**WHAT IS BEING ASKED**
Only the lines from the line holding "Decode this image" through the final line of the entries below are to be returned, exactly as they stand.

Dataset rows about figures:
----

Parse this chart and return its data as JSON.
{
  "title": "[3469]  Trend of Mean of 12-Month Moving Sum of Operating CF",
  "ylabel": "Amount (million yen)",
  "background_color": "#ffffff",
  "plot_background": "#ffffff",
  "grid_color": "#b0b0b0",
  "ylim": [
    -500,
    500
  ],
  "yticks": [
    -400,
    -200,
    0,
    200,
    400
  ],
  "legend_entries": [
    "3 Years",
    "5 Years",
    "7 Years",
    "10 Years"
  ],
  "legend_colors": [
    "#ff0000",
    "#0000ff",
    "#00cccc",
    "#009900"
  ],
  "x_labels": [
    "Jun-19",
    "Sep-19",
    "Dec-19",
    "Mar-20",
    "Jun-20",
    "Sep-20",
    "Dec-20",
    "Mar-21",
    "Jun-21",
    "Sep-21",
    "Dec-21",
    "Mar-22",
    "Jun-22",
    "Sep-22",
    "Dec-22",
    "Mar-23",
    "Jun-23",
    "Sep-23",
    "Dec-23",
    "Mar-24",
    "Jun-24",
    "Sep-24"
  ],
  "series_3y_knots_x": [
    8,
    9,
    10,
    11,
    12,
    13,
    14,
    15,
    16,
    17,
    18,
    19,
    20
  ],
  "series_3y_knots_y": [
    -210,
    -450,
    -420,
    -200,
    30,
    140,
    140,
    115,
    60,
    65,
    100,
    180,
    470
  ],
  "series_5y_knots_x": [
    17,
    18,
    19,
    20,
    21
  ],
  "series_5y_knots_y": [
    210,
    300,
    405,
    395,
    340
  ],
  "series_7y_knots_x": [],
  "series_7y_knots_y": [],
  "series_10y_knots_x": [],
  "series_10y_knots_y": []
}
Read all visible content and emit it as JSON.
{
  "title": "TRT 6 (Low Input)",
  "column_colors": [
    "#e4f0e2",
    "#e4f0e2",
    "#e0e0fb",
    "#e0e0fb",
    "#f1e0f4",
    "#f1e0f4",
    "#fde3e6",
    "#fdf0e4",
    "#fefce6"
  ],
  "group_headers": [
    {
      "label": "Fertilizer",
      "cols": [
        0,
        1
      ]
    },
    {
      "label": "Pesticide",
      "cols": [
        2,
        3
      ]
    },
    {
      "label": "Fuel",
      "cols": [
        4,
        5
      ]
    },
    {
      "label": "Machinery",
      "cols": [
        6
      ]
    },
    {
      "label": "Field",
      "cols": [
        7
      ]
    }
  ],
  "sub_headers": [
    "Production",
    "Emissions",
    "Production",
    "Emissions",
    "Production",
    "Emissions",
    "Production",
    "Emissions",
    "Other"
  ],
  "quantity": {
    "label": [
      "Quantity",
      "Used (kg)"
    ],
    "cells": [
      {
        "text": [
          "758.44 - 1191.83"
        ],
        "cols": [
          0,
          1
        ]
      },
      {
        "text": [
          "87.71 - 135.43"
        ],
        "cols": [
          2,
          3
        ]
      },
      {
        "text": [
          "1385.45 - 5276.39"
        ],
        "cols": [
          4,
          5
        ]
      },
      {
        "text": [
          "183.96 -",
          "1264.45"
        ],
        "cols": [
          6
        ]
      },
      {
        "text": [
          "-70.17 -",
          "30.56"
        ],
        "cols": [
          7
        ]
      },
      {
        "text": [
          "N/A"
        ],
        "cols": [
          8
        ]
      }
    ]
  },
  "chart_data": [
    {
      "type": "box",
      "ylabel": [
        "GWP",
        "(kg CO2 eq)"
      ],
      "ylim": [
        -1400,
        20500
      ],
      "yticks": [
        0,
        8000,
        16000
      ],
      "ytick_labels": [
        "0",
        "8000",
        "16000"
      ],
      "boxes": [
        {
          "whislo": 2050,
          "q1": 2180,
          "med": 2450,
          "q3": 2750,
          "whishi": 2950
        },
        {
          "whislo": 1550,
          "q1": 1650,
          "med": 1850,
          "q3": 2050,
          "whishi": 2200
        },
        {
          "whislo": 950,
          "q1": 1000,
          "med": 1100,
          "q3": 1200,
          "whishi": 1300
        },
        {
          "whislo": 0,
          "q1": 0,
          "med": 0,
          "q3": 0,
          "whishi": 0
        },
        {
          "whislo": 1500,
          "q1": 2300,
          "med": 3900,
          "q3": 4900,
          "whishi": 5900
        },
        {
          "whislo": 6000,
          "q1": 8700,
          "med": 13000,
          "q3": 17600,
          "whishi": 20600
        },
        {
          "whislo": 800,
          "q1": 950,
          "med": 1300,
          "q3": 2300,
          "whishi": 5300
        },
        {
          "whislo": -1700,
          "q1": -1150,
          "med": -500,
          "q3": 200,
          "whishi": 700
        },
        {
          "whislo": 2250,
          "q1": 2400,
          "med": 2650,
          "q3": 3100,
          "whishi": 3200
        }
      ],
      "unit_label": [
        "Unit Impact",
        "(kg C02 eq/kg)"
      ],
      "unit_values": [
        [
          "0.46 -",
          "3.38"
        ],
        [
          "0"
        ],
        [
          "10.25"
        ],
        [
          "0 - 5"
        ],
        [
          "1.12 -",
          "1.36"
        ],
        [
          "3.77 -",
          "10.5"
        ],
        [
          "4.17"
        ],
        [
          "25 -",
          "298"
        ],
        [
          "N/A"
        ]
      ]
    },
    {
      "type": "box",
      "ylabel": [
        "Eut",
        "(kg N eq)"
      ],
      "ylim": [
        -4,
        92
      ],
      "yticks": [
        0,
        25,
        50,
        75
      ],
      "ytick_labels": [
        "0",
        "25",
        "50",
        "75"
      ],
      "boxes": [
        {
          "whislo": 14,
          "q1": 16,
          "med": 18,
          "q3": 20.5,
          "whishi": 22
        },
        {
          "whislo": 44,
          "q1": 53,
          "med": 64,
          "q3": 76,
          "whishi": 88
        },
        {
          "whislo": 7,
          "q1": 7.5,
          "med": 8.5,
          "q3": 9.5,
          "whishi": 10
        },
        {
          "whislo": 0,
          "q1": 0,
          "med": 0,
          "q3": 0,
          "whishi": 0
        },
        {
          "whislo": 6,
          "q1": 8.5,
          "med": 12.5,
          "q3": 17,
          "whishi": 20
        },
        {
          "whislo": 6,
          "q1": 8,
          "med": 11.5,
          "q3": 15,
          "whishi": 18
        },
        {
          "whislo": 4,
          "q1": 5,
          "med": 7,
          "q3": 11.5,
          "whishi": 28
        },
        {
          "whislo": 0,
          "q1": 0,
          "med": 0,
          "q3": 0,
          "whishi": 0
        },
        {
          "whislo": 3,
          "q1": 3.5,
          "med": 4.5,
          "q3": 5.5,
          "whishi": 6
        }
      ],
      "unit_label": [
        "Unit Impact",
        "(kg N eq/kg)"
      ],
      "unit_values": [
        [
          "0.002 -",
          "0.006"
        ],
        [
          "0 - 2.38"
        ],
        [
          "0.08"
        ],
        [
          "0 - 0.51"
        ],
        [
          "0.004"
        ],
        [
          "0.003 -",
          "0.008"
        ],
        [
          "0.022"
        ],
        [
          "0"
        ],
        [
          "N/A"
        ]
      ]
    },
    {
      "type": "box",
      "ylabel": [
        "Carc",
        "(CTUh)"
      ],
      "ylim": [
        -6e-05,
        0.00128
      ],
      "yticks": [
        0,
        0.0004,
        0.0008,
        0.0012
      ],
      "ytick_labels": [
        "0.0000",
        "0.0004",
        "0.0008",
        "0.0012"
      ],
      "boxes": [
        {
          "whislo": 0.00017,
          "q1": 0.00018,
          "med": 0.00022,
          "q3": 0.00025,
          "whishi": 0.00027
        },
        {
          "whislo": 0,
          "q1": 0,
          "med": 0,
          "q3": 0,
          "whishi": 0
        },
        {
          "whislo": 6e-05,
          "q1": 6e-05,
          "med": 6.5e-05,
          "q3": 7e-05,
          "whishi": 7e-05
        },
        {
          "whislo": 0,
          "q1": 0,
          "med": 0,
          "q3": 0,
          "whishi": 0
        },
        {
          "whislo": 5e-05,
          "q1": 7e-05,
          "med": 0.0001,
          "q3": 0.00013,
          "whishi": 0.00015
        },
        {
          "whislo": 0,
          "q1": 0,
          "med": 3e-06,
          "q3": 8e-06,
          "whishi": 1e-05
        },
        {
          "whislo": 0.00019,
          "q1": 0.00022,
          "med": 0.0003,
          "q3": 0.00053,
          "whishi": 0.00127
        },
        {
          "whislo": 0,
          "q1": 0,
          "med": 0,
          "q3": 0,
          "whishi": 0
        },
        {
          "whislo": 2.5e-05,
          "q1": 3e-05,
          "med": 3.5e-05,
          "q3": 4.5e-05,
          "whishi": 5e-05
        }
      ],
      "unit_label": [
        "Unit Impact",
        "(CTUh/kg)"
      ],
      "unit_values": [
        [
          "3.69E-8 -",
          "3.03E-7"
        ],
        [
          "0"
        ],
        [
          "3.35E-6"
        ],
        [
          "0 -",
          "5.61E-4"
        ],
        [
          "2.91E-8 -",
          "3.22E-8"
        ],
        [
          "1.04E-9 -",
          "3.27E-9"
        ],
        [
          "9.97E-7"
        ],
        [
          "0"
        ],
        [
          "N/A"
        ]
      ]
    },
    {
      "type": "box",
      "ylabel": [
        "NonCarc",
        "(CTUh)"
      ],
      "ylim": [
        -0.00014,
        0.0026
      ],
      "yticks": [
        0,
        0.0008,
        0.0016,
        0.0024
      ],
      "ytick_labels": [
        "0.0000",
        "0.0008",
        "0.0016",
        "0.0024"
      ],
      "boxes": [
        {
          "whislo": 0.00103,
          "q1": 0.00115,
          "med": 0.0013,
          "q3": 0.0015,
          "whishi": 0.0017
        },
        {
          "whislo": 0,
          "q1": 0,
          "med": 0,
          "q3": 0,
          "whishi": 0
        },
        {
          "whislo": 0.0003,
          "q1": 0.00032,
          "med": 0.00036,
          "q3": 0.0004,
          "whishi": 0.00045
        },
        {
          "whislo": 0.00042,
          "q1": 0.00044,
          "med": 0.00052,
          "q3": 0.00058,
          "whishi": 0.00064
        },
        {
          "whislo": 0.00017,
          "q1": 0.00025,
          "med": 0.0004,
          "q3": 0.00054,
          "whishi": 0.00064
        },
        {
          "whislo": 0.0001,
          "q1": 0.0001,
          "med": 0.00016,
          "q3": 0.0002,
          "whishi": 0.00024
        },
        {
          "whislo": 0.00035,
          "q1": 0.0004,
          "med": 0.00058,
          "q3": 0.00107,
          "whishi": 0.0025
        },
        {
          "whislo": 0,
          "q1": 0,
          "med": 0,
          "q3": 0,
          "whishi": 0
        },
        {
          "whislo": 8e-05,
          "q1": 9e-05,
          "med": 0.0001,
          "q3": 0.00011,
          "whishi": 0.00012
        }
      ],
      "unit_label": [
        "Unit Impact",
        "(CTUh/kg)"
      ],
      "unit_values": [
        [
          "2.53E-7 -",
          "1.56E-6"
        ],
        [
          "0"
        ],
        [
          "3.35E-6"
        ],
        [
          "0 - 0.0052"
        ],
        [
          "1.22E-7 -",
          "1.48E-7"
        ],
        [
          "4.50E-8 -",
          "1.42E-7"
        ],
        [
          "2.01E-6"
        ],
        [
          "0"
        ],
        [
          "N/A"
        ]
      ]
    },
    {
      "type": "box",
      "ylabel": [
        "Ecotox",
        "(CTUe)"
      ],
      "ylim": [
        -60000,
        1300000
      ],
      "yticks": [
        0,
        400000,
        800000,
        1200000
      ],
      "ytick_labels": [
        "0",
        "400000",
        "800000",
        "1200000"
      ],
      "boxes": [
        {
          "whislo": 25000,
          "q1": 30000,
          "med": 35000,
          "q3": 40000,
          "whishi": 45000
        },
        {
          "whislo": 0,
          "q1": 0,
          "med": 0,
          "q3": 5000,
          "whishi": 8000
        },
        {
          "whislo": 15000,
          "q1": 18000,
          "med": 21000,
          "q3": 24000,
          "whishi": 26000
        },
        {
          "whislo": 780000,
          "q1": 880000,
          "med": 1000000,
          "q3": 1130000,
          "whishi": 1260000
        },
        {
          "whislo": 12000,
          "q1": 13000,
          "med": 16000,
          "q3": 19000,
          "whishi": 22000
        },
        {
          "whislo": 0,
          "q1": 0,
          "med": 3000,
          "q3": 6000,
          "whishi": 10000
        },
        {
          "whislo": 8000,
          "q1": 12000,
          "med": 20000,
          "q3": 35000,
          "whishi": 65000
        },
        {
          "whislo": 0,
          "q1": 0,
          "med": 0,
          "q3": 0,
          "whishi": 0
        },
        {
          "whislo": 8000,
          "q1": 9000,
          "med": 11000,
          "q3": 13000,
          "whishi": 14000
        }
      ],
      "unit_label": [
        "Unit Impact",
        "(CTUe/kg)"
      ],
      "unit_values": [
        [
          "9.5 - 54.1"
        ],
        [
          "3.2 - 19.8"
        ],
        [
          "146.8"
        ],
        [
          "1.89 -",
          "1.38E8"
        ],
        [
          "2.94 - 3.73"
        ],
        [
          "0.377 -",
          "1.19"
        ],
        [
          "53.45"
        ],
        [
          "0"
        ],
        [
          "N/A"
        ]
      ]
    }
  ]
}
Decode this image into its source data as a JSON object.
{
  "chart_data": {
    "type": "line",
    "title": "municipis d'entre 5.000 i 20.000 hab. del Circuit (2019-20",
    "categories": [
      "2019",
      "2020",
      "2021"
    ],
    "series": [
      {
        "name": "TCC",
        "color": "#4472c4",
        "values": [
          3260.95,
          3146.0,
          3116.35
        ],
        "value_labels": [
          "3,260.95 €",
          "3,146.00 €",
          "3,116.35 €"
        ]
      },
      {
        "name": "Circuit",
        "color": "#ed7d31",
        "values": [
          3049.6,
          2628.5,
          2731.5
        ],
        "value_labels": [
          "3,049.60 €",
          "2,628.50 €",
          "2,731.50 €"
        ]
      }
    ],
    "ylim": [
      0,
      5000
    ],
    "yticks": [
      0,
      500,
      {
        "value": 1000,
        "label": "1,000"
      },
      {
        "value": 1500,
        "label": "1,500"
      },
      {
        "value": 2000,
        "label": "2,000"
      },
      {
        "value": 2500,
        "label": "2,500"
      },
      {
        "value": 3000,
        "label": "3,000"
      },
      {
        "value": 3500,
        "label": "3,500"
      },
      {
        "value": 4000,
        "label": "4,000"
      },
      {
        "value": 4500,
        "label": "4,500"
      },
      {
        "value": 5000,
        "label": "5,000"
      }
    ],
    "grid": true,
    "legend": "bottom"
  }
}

----

**FULL SOLUTION**
Decode this image into its source data as a JSON object.
{
  "chart_data": {
    "type": "line",
    "title": "municipis d'entre 5.000 i 20.000 hab. del Circuit (2019-20",
    "categories": [
      "2019",
      "2020",
      "2021"
    ],
    "series": [
      {
        "name": "TCC",
        "color": "#4472c4",
        "values": [
          3260.95,
          3146.0,
          3116.35
        ],
        "value_labels": [
          "3,260.95 €",
          "3,146.00 €",
          "3,116.35 €"
        ]
      },
      {
        "name": "Circuit",
        "color": "#ed7d31",
        "values": [
          3049.6,
          2628.5,
          2731.5
        ],
        "value_labels": [
          "3,049.60 €",
          "2,628.50 €",
          "2,731.50 €"
        ]
      }
    ],
    "ylim": [
      0,
      5000
    ],
    "yticks": [
      0,
      500,
      {
        "value": 1000,
        "label": "1,000"
      },
      {
        "value": 1500,
        "label": "1,500"
      },
      {
        "value": 2000,
        "label": "2,000"
      },
      {
        "value": 2500,
        "label": "2,500"
      },
      {
        "value": 3000,
        "label": "3,000"
      },
      {
        "value": 3500,
        "label": "3,500"
      },
      {
        "value": 4000,
        "label": "4,000"
      },
      {
        "value": 4500,
        "label": "4,500"
      },
      {
        "value": 5000,
        "label": "5,000"
      }
    ],
    "grid": true,
    "legend": "bottom"
  }
}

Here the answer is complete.